- **THE PROBLEM**
Copy out all lines of the records in which the word "район" appears.

(A run of records)
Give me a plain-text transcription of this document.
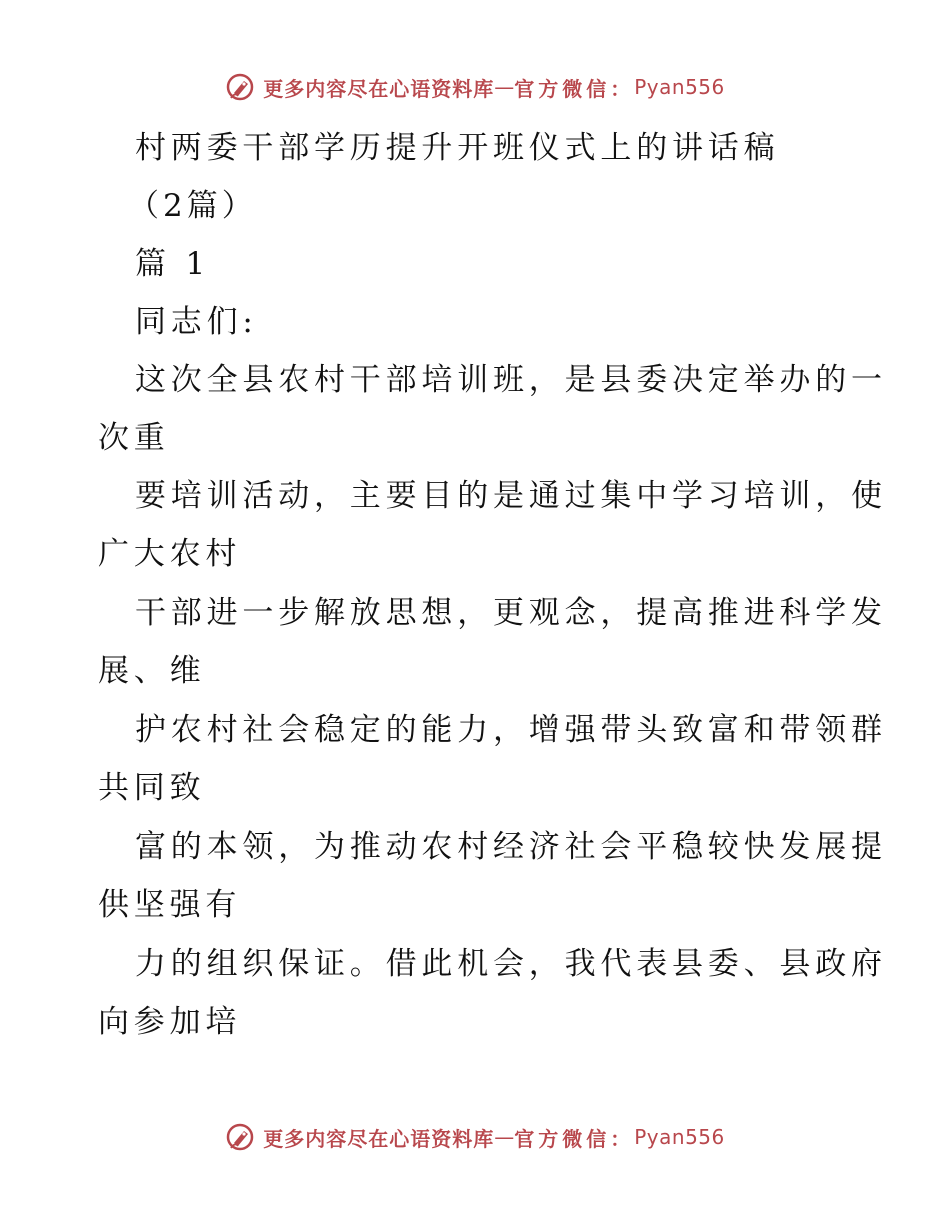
更多内容尽在心语资料库 — 官方微信： Pyan556
村两委干部学历提升开班仪式上的讲话稿
（2篇）
篇 1
同志们:
这次全县农村干部培训班，是县委决定举办的一
次重
要培训活动，主要目的是通过集中学习培训，使
广大农村
干部进一步解放思想，更观念，提高推进科学发
展、维
护农村社会稳定的能力，增强带头致富和带领群
共同致
富的本领，为推动农村经济社会平稳较快发展提
供坚强有
力的组织保证。借此机会，我代表县委、县政府
向参加培
更多内容尽在心语资料库 — 官方微信： Pyan556
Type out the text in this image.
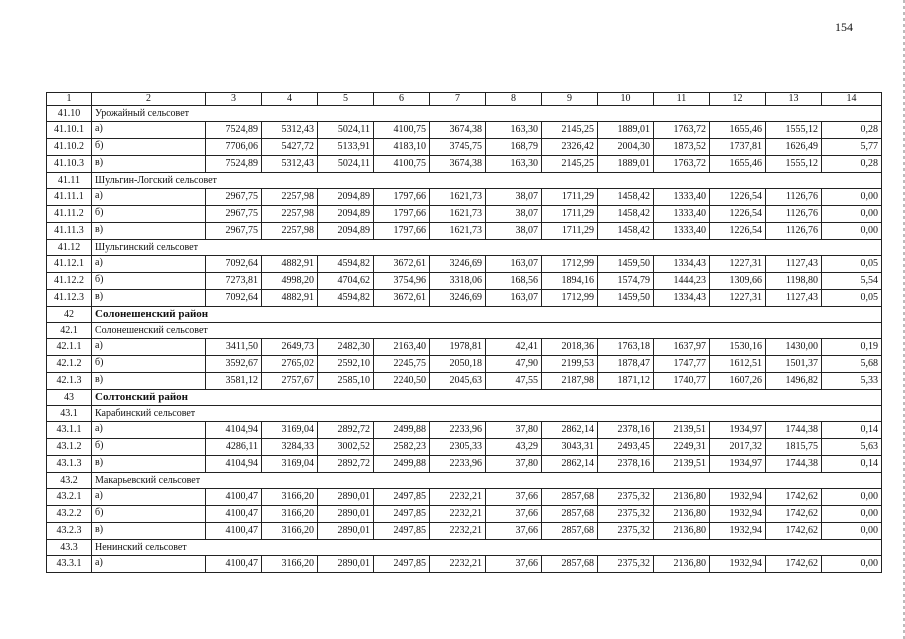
154
1	2	3	4	5	6	7	8	9	10	11	12	13	14
41.10	Урожайный сельсовет												
41.10.1	а)	7524,89	5312,43	5024,11	4100,75	3674,38	163,30	2145,25	1889,01	1763,72	1655,46	1555,12	0,28
41.10.2	б)	7706,06	5427,72	5133,91	4183,10	3745,75	168,79	2326,42	2004,30	1873,52	1737,81	1626,49	5,77
41.10.3	в)	7524,89	5312,43	5024,11	4100,75	3674,38	163,30	2145,25	1889,01	1763,72	1655,46	1555,12	0,28
41.11	Шульгин-Логский сельсовет												
41.11.1	а)	2967,75	2257,98	2094,89	1797,66	1621,73	38,07	1711,29	1458,42	1333,40	1226,54	1126,76	0,00
41.11.2	б)	2967,75	2257,98	2094,89	1797,66	1621,73	38,07	1711,29	1458,42	1333,40	1226,54	1126,76	0,00
41.11.3	в)	2967,75	2257,98	2094,89	1797,66	1621,73	38,07	1711,29	1458,42	1333,40	1226,54	1126,76	0,00
41.12	Шульгинский сельсовет												
41.12.1	а)	7092,64	4882,91	4594,82	3672,61	3246,69	163,07	1712,99	1459,50	1334,43	1227,31	1127,43	0,05
41.12.2	б)	7273,81	4998,20	4704,62	3754,96	3318,06	168,56	1894,16	1574,79	1444,23	1309,66	1198,80	5,54
41.12.3	в)	7092,64	4882,91	4594,82	3672,61	3246,69	163,07	1712,99	1459,50	1334,43	1227,31	1127,43	0,05
42	Солонешенский район												
42.1	Солонешенский сельсовет												
42.1.1	а)	3411,50	2649,73	2482,30	2163,40	1978,81	42,41	2018,36	1763,18	1637,97	1530,16	1430,00	0,19
42.1.2	б)	3592,67	2765,02	2592,10	2245,75	2050,18	47,90	2199,53	1878,47	1747,77	1612,51	1501,37	5,68
42.1.3	в)	3581,12	2757,67	2585,10	2240,50	2045,63	47,55	2187,98	1871,12	1740,77	1607,26	1496,82	5,33
43	Солтонский район												
43.1	Карабинский сельсовет												
43.1.1	а)	4104,94	3169,04	2892,72	2499,88	2233,96	37,80	2862,14	2378,16	2139,51	1934,97	1744,38	0,14
43.1.2	б)	4286,11	3284,33	3002,52	2582,23	2305,33	43,29	3043,31	2493,45	2249,31	2017,32	1815,75	5,63
43.1.3	в)	4104,94	3169,04	2892,72	2499,88	2233,96	37,80	2862,14	2378,16	2139,51	1934,97	1744,38	0,14
43.2	Макарьевский сельсовет												
43.2.1	а)	4100,47	3166,20	2890,01	2497,85	2232,21	37,66	2857,68	2375,32	2136,80	1932,94	1742,62	0,00
43.2.2	б)	4100,47	3166,20	2890,01	2497,85	2232,21	37,66	2857,68	2375,32	2136,80	1932,94	1742,62	0,00
43.2.3	в)	4100,47	3166,20	2890,01	2497,85	2232,21	37,66	2857,68	2375,32	2136,80	1932,94	1742,62	0,00
43.3	Ненинский сельсовет												
43.3.1	а)	4100,47	3166,20	2890,01	2497,85	2232,21	37,66	2857,68	2375,32	2136,80	1932,94	1742,62	0,00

- **IN RESPONSE**
42	Солонешенский район												
43	Солтонский район												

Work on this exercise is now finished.